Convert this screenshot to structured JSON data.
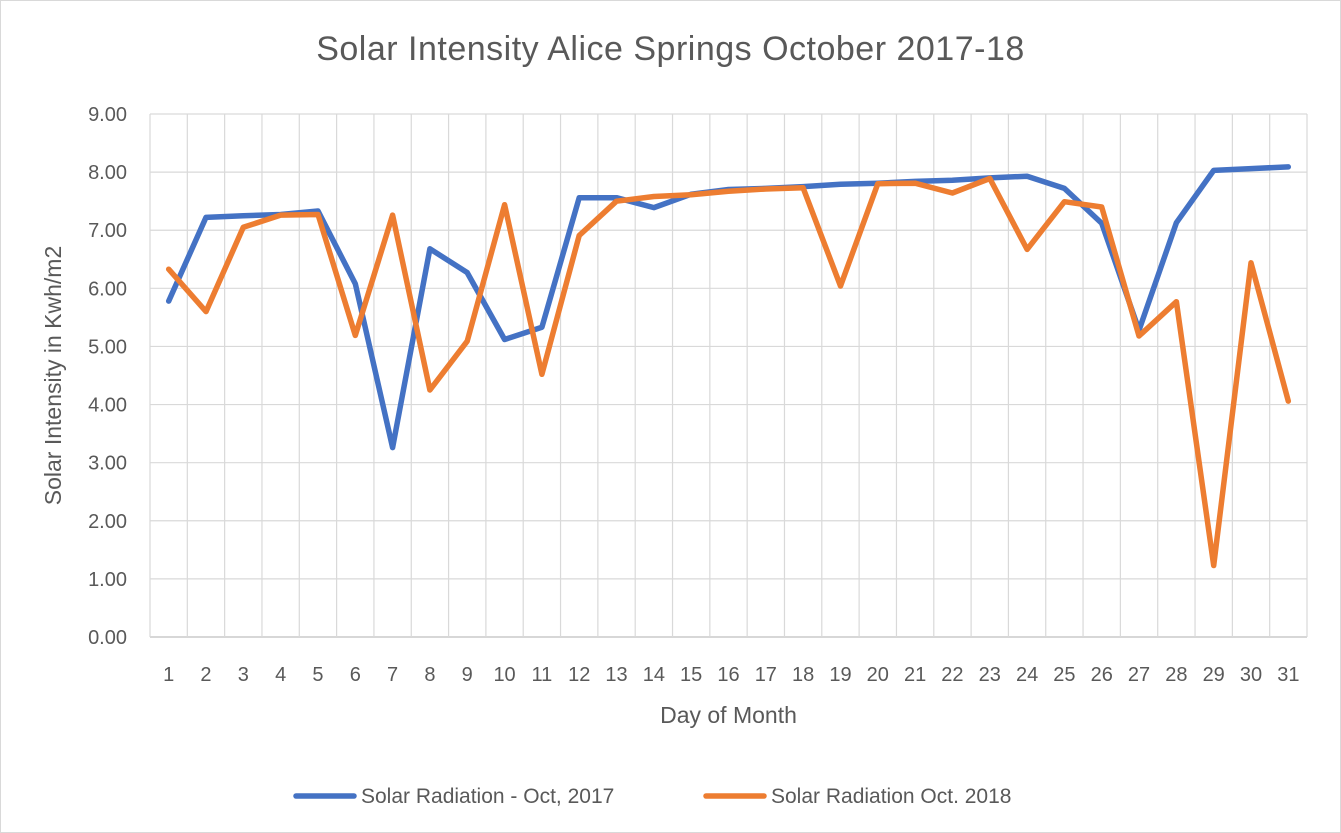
{
  "chart_data": {
    "type": "line",
    "title": "Solar Intensity Alice Springs October 2017-18",
    "xlabel": "Day of Month",
    "ylabel": "Solar Intensity in Kwh/m2",
    "ylim": [
      0,
      9
    ],
    "y_ticks": [
      "0.00",
      "1.00",
      "2.00",
      "3.00",
      "4.00",
      "5.00",
      "6.00",
      "7.00",
      "8.00",
      "9.00"
    ],
    "categories": [
      "1",
      "2",
      "3",
      "4",
      "5",
      "6",
      "7",
      "8",
      "9",
      "10",
      "11",
      "12",
      "13",
      "14",
      "15",
      "16",
      "17",
      "18",
      "19",
      "20",
      "21",
      "22",
      "23",
      "24",
      "25",
      "26",
      "27",
      "28",
      "29",
      "30",
      "31"
    ],
    "grid": true,
    "legend_position": "bottom",
    "series": [
      {
        "name": "Solar Radiation - Oct, 2017",
        "color": "#4472c4",
        "values": [
          5.78,
          7.22,
          7.25,
          7.27,
          7.33,
          6.08,
          3.26,
          6.68,
          6.27,
          5.12,
          5.33,
          7.56,
          7.56,
          7.39,
          7.62,
          7.7,
          7.72,
          7.75,
          7.79,
          7.81,
          7.84,
          7.86,
          7.9,
          7.93,
          7.72,
          7.12,
          5.28,
          7.13,
          8.03,
          8.06,
          8.09
        ]
      },
      {
        "name": "Solar Radiation Oct. 2018",
        "color": "#ed7d31",
        "values": [
          6.33,
          5.6,
          7.05,
          7.26,
          7.27,
          5.19,
          7.26,
          4.25,
          5.09,
          7.44,
          4.52,
          6.91,
          7.5,
          7.58,
          7.61,
          7.67,
          7.71,
          7.73,
          6.04,
          7.8,
          7.81,
          7.64,
          7.89,
          6.67,
          7.49,
          7.4,
          5.18,
          5.77,
          1.23,
          6.44,
          4.06
        ]
      }
    ]
  }
}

++++++

» Objective
Write out every line of the data that holds the word "name".

» The completed task
        "name": "Solar Radiation - Oct, 2017",
        "name": "Solar Radiation Oct. 2018",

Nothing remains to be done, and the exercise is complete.